→ What is asked: Word for word, transcribe the lines below and drop the pictures.
........
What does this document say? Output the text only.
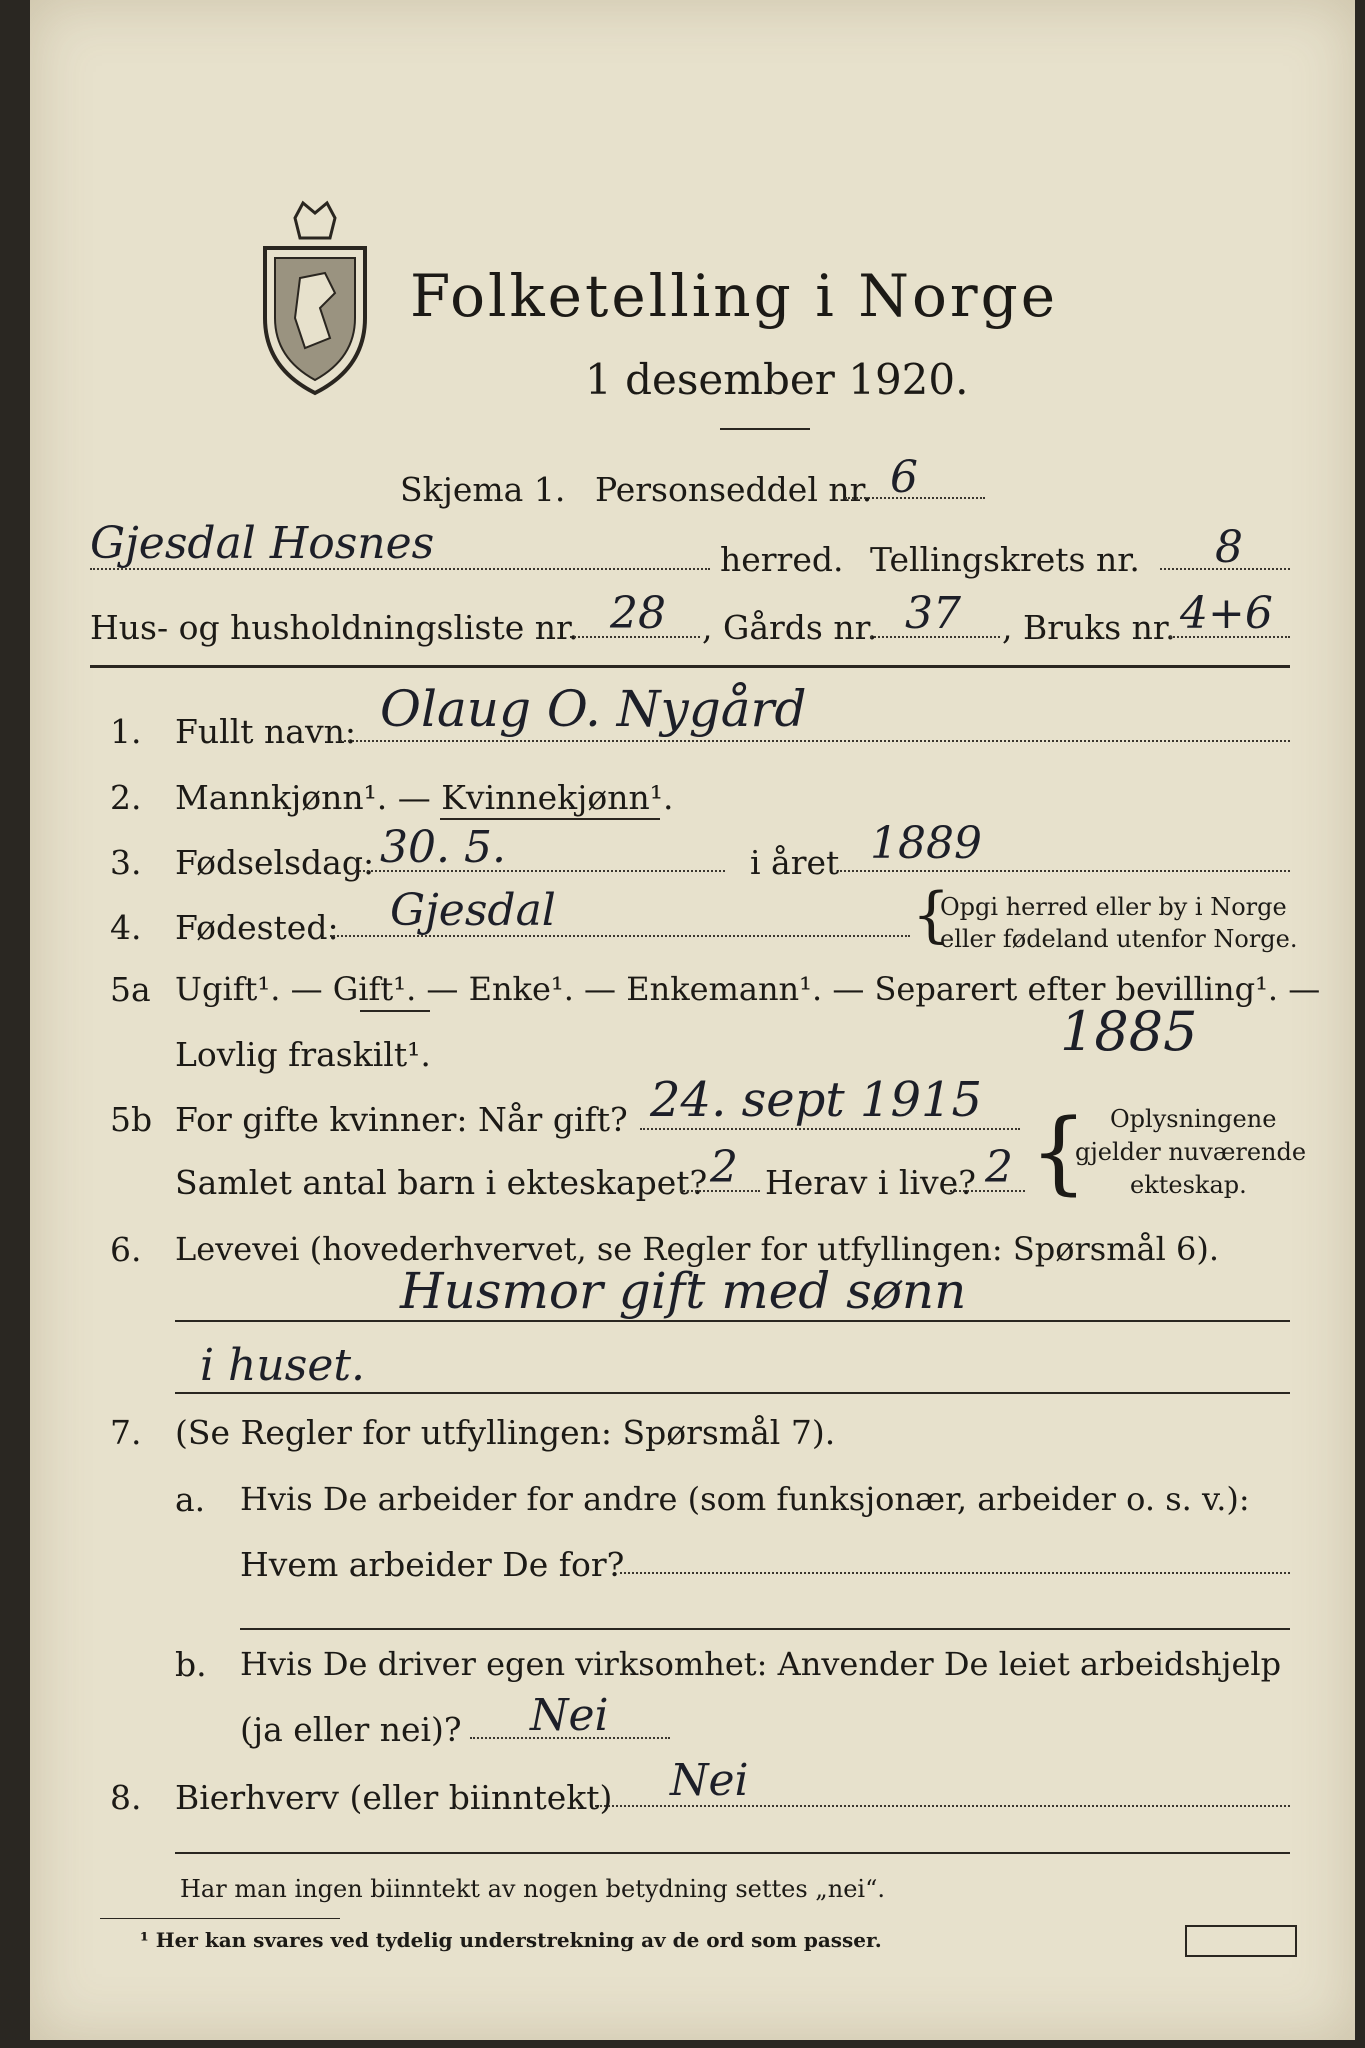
Folketelling i Norge
1 desember 1920.
Skjema 1. Personseddel nr. 6
Gjesdal Hosnes	herred. Tellingskrets nr. 8
Hus- og husholdningsliste nr. 28 , Gårds nr. 37 , Bruks nr. 4+6
1. Fullt navn: Olaug O. Nygård
2. Mannkjønn¹. — Kvinnekjønn¹.
3. Fødselsdag: 30. 5.	i året 1889
4. Fødested: Gjesdal	{
Opgi herred eller by i Norge
eller fødeland utenfor Norge.
5a Ugift¹. — Gift¹. — Enke¹. — Enkemann¹. — Separert efter bevilling¹. —
Lovlig fraskilt¹.	1885
5b For gifte kvinner: Når gift? 24. sept 1915
Samlet antal barn i ekteskapet? 2 Herav i live? 2 { Oplysningene
gjelder nuværende
ekteskap.
6. Levevei (hovederhvervet, se Regler for utfyllingen: Spørsmål 6).
Husmor gift med sønn
i huset.
7. (Se Regler for utfyllingen: Spørsmål 7).
a. Hvis De arbeider for andre (som funksjonær, arbeider o. s. v.):
Hvem arbeider De for?
b. Hvis De driver egen virksomhet: Anvender De leiet arbeidshjelp
(ja eller nei)? Nei
8. Bierhverv (eller biinntekt) Nei
Har man ingen biinntekt av nogen betydning settes „nei“.
¹ Her kan svares ved tydelig understrekning av de ord som passer.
........
→ Response to the exercise:
What does this document say? Output the text only.
Folketelling i Norge
1 desember 1920.
Skjema 1. Personseddel nr. 6
Gjesdal Hosnes	herred. Tellingskrets nr. 8
Hus- og husholdningsliste nr. 28 , Gårds nr. 37 , Bruks nr. 4+6
1. Fullt navn: Olaug O. Nygård
2. Mannkjønn¹. — Kvinnekjønn¹.
3. Fødselsdag: 30. 5.	i året 1889
4. Fødested: Gjesdal	{
Opgi herred eller by i Norge
eller fødeland utenfor Norge.
5a Ugift¹. — Gift¹. — Enke¹. — Enkemann¹. — Separert efter bevilling¹. —
Lovlig fraskilt¹.	1885
5b For gifte kvinner: Når gift? 24. sept 1915
Samlet antal barn i ekteskapet? 2 Herav i live? 2 { Oplysningene
gjelder nuværende
ekteskap.
6. Levevei (hovederhvervet, se Regler for utfyllingen: Spørsmål 6).
Husmor gift med sønn
i huset.
7. (Se Regler for utfyllingen: Spørsmål 7).
a. Hvis De arbeider for andre (som funksjonær, arbeider o. s. v.):
Hvem arbeider De for?
b. Hvis De driver egen virksomhet: Anvender De leiet arbeidshjelp
(ja eller nei)? Nei
8. Bierhverv (eller biinntekt) Nei
Har man ingen biinntekt av nogen betydning settes „nei“.
¹ Her kan svares ved tydelig understrekning av de ord som passer.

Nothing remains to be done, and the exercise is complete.